[Some records]
• • •

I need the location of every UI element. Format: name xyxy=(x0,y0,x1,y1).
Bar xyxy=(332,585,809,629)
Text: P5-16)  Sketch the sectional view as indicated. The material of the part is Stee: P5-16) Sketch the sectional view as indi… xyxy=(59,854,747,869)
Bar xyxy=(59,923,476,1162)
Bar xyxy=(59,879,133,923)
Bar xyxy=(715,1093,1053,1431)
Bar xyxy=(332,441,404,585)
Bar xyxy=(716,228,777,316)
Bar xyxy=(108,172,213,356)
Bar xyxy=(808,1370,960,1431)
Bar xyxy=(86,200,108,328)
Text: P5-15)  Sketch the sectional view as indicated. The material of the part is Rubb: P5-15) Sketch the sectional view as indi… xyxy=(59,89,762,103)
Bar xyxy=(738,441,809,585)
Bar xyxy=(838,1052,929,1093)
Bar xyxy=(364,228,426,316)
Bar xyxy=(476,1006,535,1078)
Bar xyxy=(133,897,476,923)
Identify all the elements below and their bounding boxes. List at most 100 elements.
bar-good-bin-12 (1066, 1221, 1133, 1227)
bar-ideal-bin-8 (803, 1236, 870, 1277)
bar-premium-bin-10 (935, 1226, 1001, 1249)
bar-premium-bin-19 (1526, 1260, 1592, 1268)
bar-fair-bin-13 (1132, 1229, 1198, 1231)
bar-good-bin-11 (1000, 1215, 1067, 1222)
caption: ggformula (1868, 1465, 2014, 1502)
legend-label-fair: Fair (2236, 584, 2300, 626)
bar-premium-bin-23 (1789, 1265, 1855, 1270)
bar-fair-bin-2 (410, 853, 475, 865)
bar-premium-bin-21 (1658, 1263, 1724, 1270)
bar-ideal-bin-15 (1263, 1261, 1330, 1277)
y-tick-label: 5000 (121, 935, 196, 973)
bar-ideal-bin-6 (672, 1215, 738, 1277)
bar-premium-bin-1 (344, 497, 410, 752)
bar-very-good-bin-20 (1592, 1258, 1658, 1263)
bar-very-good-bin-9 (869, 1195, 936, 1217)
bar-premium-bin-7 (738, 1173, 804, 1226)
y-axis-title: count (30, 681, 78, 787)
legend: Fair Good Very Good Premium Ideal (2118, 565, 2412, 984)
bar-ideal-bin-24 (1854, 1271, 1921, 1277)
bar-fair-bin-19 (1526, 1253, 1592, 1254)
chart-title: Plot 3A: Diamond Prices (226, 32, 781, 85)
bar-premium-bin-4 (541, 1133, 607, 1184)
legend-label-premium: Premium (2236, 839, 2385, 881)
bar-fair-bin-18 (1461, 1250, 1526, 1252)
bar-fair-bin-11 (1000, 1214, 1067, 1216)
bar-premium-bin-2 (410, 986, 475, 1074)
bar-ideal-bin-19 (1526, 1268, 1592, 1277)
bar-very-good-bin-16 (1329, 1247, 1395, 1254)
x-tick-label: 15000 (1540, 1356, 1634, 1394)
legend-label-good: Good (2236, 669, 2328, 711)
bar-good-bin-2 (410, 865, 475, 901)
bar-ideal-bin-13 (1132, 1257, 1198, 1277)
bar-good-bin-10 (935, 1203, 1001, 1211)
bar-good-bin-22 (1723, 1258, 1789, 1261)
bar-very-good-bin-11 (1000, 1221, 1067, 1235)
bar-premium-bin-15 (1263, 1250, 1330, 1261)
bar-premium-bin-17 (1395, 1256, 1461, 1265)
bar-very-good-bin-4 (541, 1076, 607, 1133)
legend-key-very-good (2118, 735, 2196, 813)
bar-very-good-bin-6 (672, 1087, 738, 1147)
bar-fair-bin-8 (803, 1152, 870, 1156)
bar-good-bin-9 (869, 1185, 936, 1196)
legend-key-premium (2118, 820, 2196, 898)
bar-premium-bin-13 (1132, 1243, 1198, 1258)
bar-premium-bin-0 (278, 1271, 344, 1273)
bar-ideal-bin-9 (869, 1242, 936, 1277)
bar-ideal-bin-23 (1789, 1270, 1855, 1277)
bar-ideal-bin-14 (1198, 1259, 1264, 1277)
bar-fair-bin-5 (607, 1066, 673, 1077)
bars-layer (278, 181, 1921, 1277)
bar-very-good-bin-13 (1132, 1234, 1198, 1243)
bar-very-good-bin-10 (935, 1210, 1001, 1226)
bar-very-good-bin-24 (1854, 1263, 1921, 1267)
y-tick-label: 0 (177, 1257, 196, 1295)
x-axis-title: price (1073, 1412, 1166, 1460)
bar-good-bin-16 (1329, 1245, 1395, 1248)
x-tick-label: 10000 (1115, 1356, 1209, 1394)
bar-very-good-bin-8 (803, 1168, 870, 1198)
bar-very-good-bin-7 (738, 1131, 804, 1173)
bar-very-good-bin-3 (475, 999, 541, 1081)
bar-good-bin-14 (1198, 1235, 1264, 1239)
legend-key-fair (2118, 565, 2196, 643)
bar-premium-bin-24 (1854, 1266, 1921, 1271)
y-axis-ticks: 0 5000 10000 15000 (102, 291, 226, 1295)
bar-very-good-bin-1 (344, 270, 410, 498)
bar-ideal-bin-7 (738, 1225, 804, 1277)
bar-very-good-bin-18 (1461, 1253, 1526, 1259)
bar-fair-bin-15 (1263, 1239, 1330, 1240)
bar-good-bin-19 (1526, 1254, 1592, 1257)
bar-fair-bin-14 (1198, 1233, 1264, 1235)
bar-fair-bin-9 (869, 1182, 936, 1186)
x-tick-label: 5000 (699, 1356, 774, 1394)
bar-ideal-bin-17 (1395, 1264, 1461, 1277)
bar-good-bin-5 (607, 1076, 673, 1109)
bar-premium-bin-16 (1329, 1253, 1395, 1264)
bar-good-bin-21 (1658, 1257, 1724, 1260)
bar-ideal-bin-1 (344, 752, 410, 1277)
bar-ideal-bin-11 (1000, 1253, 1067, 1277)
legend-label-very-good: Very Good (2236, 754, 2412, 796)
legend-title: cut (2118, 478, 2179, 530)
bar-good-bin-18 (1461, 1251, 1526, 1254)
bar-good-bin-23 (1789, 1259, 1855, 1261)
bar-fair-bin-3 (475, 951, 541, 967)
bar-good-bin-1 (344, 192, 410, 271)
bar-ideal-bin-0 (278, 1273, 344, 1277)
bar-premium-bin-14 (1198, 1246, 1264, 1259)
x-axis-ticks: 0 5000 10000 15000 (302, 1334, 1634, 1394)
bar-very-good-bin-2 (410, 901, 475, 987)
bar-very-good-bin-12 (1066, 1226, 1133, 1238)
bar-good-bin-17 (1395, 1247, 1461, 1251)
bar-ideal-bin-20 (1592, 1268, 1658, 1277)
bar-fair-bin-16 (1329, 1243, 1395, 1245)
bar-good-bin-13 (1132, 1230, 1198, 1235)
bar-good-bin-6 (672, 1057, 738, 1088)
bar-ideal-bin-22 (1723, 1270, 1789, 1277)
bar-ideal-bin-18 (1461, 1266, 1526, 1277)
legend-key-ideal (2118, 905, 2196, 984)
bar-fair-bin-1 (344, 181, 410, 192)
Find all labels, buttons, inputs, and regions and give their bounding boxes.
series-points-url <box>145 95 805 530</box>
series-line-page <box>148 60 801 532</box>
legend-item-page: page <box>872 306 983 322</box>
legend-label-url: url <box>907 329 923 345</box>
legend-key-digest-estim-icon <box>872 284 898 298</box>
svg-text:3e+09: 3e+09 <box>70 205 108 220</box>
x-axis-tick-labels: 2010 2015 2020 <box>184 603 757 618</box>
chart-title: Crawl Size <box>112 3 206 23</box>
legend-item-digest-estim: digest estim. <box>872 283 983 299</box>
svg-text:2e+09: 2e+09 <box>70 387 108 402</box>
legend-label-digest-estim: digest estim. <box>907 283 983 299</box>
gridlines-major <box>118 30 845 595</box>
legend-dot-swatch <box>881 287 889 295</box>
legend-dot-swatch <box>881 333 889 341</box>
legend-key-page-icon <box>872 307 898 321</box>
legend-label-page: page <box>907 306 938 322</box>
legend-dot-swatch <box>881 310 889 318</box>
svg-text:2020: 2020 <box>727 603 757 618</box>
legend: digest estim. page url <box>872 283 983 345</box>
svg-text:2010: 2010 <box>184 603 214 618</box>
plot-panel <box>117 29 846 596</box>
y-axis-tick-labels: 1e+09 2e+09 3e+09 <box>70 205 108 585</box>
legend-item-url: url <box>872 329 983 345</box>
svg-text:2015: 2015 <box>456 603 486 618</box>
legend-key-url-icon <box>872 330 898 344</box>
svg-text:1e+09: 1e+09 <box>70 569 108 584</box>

• • •

Exercise goal »
Present the lines from the beginning of the records through the line containing "bar-very-good-bin-16 (1329, 1247, 1395, 1254)", inclusive, as a numbered list, omitting any blank lines.

Correct answer »
1. I need the location of every UI element. Format: name xyxy=(x0,y0,x1,y1).
2. Bar xyxy=(332,585,809,629)
3. Text: P5-16)  Sketch the sectional view as indicated. The material of the part is Stee: P5-16) Sketch the sectional view as indi… xyxy=(59,854,747,869)
4. Bar xyxy=(59,923,476,1162)
5. Bar xyxy=(59,879,133,923)
6. Bar xyxy=(715,1093,1053,1431)
7. Bar xyxy=(332,441,404,585)
8. Bar xyxy=(716,228,777,316)
9. Bar xyxy=(108,172,213,356)
10. Bar xyxy=(808,1370,960,1431)
11. Bar xyxy=(86,200,108,328)
12. Text: P5-15)  Sketch the sectional view as indicated. The material of the part is Rubb: P5-15) Sketch the sectional view as indi… xyxy=(59,89,762,103)
13. Bar xyxy=(738,441,809,585)
14. Bar xyxy=(838,1052,929,1093)
15. Bar xyxy=(364,228,426,316)
16. Bar xyxy=(476,1006,535,1078)
17. Bar xyxy=(133,897,476,923)
18. Identify all the elements below and their bounding boxes. List at most 100 elements.
19. bar-good-bin-12 (1066, 1221, 1133, 1227)
20. bar-ideal-bin-8 (803, 1236, 870, 1277)
21. bar-premium-bin-10 (935, 1226, 1001, 1249)
22. bar-premium-bin-19 (1526, 1260, 1592, 1268)
23. bar-fair-bin-13 (1132, 1229, 1198, 1231)
24. bar-good-bin-11 (1000, 1215, 1067, 1222)
25. caption: ggformula (1868, 1465, 2014, 1502)
26. legend-label-fair: Fair (2236, 584, 2300, 626)
27. bar-premium-bin-23 (1789, 1265, 1855, 1270)
28. bar-fair-bin-2 (410, 853, 475, 865)
29. bar-premium-bin-21 (1658, 1263, 1724, 1270)
30. bar-ideal-bin-15 (1263, 1261, 1330, 1277)
31. y-tick-label: 5000 (121, 935, 196, 973)
32. bar-ideal-bin-6 (672, 1215, 738, 1277)
33. bar-premium-bin-1 (344, 497, 410, 752)
34. bar-very-good-bin-20 (1592, 1258, 1658, 1263)
35. bar-very-good-bin-9 (869, 1195, 936, 1217)
36. bar-premium-bin-7 (738, 1173, 804, 1226)
37. y-axis-title: count (30, 681, 78, 787)
38. legend: Fair Good Very Good Premium Ideal (2118, 565, 2412, 984)
39. bar-ideal-bin-24 (1854, 1271, 1921, 1277)
40. bar-fair-bin-19 (1526, 1253, 1592, 1254)
41. chart-title: Plot 3A: Diamond Prices (226, 32, 781, 85)
42. bar-premium-bin-4 (541, 1133, 607, 1184)
43. legend-label-premium: Premium (2236, 839, 2385, 881)
44. bar-fair-bin-18 (1461, 1250, 1526, 1252)
45. bar-fair-bin-11 (1000, 1214, 1067, 1216)
46. bar-premium-bin-2 (410, 986, 475, 1074)
47. bar-ideal-bin-19 (1526, 1268, 1592, 1277)
48. bar-very-good-bin-16 (1329, 1247, 1395, 1254)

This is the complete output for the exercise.